Dataset items:

## Begin

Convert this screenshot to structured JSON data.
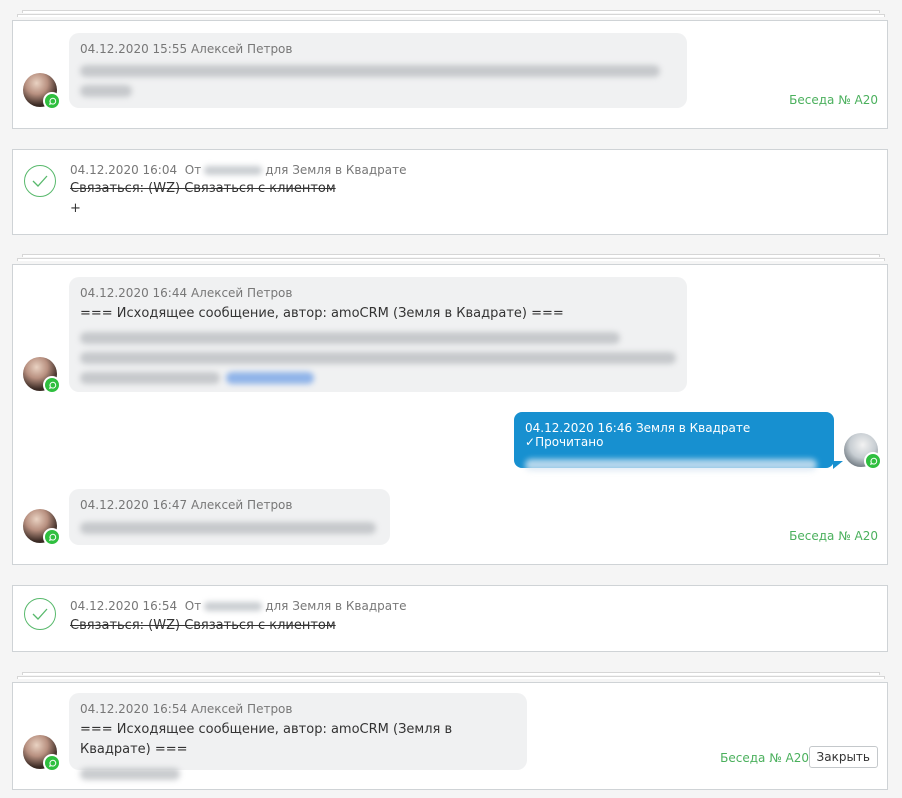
{
  "conversation_label": "Беседа № A20",
  "close_label": "Закрыть",
  "entries": [
    {
      "type": "chat",
      "messages": [
        {
          "direction": "in",
          "timestamp": "04.12.2020 15:55",
          "author": "Алексей Петров",
          "text": ""
        }
      ]
    },
    {
      "type": "task",
      "timestamp": "04.12.2020 16:04",
      "from_prefix": "От",
      "for_text": "для Земля в Квадрате",
      "title": "Связаться: (WZ) Связаться с клиентом",
      "extra": "+"
    },
    {
      "type": "chat",
      "messages": [
        {
          "direction": "in",
          "timestamp": "04.12.2020 16:44",
          "author": "Алексей Петров",
          "text": "=== Исходящее сообщение, автор: amoCRM (Земля в Квадрате) ==="
        },
        {
          "direction": "out",
          "timestamp": "04.12.2020 16:46",
          "author": "Земля в Квадрате",
          "status": "Прочитано",
          "text": ""
        },
        {
          "direction": "in",
          "timestamp": "04.12.2020 16:47",
          "author": "Алексей Петров",
          "text": ""
        }
      ]
    },
    {
      "type": "task",
      "timestamp": "04.12.2020 16:54",
      "from_prefix": "От",
      "for_text": "для Земля в Квадрате",
      "title": "Связаться: (WZ) Связаться с клиентом",
      "extra": ""
    },
    {
      "type": "chat",
      "messages": [
        {
          "direction": "in",
          "timestamp": "04.12.2020 16:54",
          "author": "Алексей Петров",
          "text": "=== Исходящее сообщение, автор: amoCRM (Земля в Квадрате) ==="
        }
      ]
    }
  ]
}
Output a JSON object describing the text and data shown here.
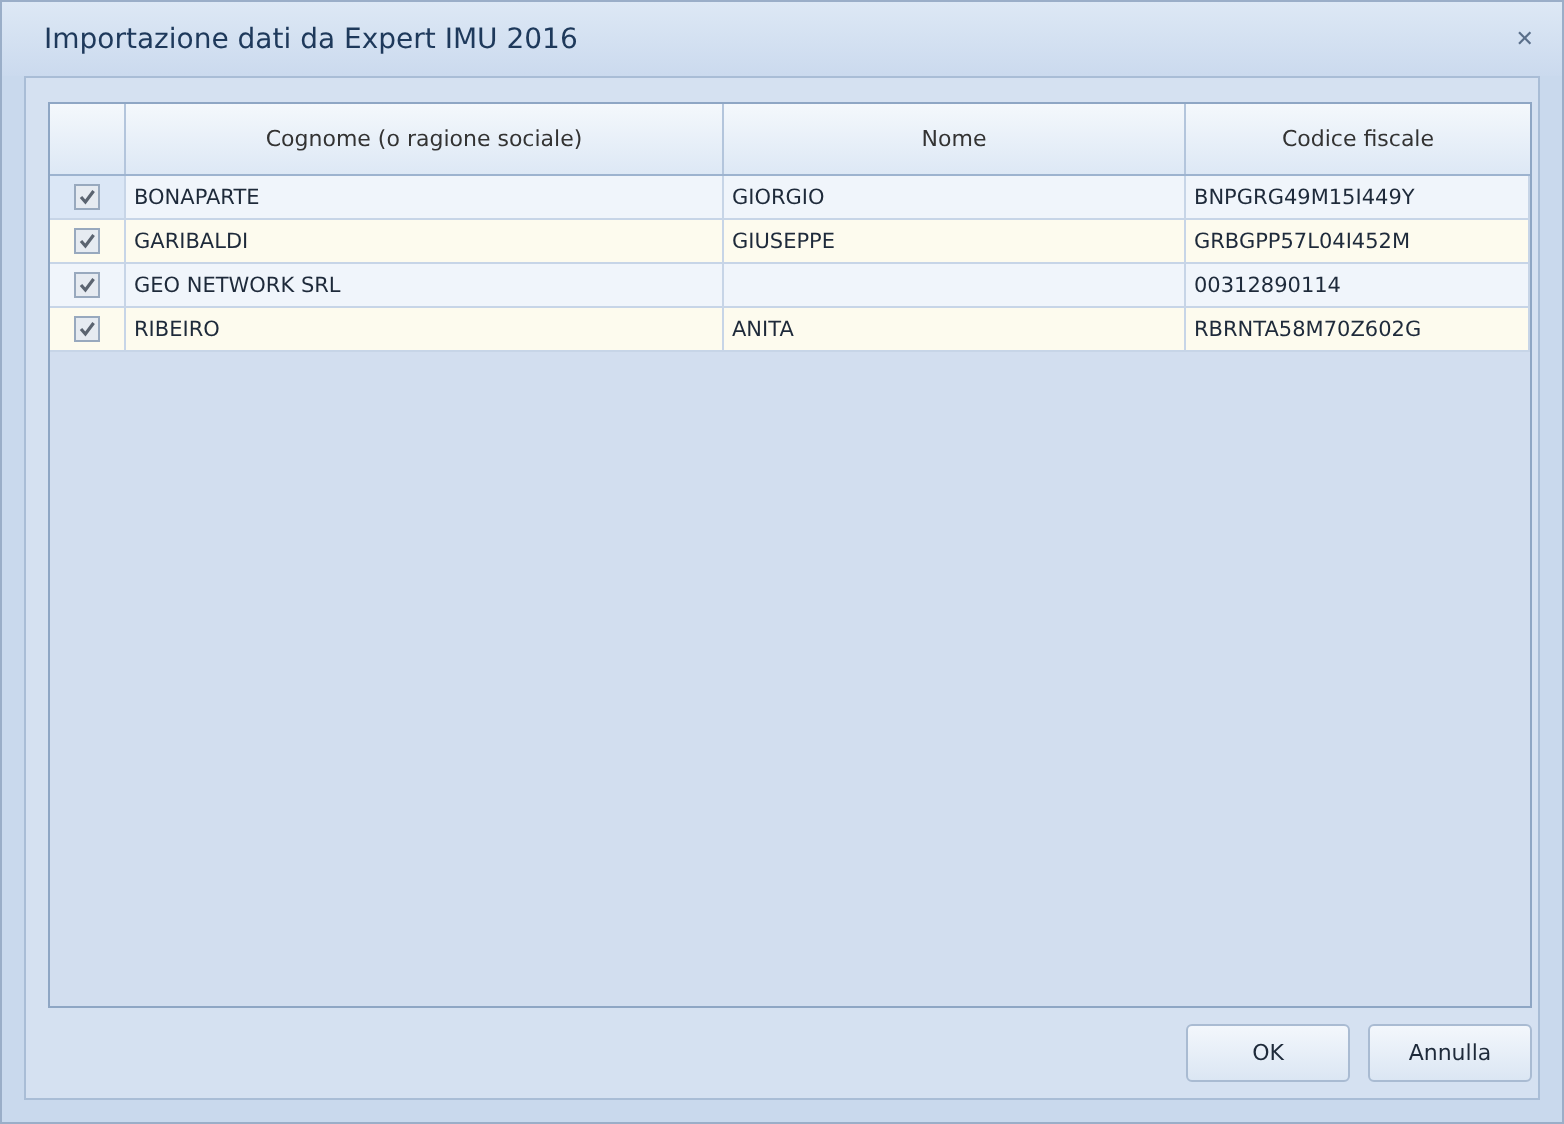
{
  "window": {
    "title": "Importazione dati da Expert IMU 2016",
    "close": "✕"
  },
  "table": {
    "columns": [
      "Cognome (o ragione sociale)",
      "Nome",
      "Codice fiscale"
    ],
    "rows": [
      {
        "checked": true,
        "selected": true,
        "cells": [
          "BONAPARTE",
          "GIORGIO",
          "BNPGRG49M15I449Y"
        ]
      },
      {
        "checked": true,
        "selected": false,
        "cells": [
          "GARIBALDI",
          "GIUSEPPE",
          "GRBGPP57L04I452M"
        ]
      },
      {
        "checked": true,
        "selected": false,
        "cells": [
          "GEO NETWORK SRL",
          "",
          "00312890114"
        ]
      },
      {
        "checked": true,
        "selected": false,
        "cells": [
          "RIBEIRO",
          "ANITA",
          "RBRNTA58M70Z602G"
        ]
      }
    ]
  },
  "buttons": [
    "OK",
    "Annulla"
  ]
}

## End

> _GIVEN TASK_
Reproduce every record above exactly, but leave out the pictures.

> _SOLUTION FOR THIS PROBLEM_
Convert this screenshot to structured JSON data.
{
  "conversation_label": "Беседа № A20",
  "close_label": "Закрыть",
  "entries": [
    {
      "type": "chat",
      "messages": [
        {
          "direction": "in",
          "timestamp": "04.12.2020 15:55",
          "author": "Алексей Петров",
          "text": ""
        }
      ]
    },
    {
      "type": "task",
      "timestamp": "04.12.2020 16:04",
      "from_prefix": "От",
      "for_text": "для Земля в Квадрате",
      "title": "Связаться: (WZ) Связаться с клиентом",
      "extra": "+"
    },
    {
      "type": "chat",
      "messages": [
        {
          "direction": "in",
          "timestamp": "04.12.2020 16:44",
          "author": "Алексей Петров",
          "text": "=== Исходящее сообщение, автор: amoCRM (Земля в Квадрате) ==="
        },
        {
          "direction": "out",
          "timestamp": "04.12.2020 16:46",
          "author": "Земля в Квадрате",
          "status": "Прочитано",
          "text": ""
        },
        {
          "direction": "in",
          "timestamp": "04.12.2020 16:47",
          "author": "Алексей Петров",
          "text": ""
        }
      ]
    },
    {
      "type": "task",
      "timestamp": "04.12.2020 16:54",
      "from_prefix": "От",
      "for_text": "для Земля в Квадрате",
      "title": "Связаться: (WZ) Связаться с клиентом",
      "extra": ""
    },
    {
      "type": "chat",
      "messages": [
        {
          "direction": "in",
          "timestamp": "04.12.2020 16:54",
          "author": "Алексей Петров",
          "text": "=== Исходящее сообщение, автор: amoCRM (Земля в Квадрате) ==="
        }
      ]
    }
  ]
}
Output a JSON object describing the text and data shown here.
{
  "window": {
    "title": "Importazione dati da Expert IMU 2016",
    "close": "✕"
  },
  "table": {
    "columns": [
      "Cognome (o ragione sociale)",
      "Nome",
      "Codice fiscale"
    ],
    "rows": [
      {
        "checked": true,
        "selected": true,
        "cells": [
          "BONAPARTE",
          "GIORGIO",
          "BNPGRG49M15I449Y"
        ]
      },
      {
        "checked": true,
        "selected": false,
        "cells": [
          "GARIBALDI",
          "GIUSEPPE",
          "GRBGPP57L04I452M"
        ]
      },
      {
        "checked": true,
        "selected": false,
        "cells": [
          "GEO NETWORK SRL",
          "",
          "00312890114"
        ]
      },
      {
        "checked": true,
        "selected": false,
        "cells": [
          "RIBEIRO",
          "ANITA",
          "RBRNTA58M70Z602G"
        ]
      }
    ]
  },
  "buttons": [
    "OK",
    "Annulla"
  ]
}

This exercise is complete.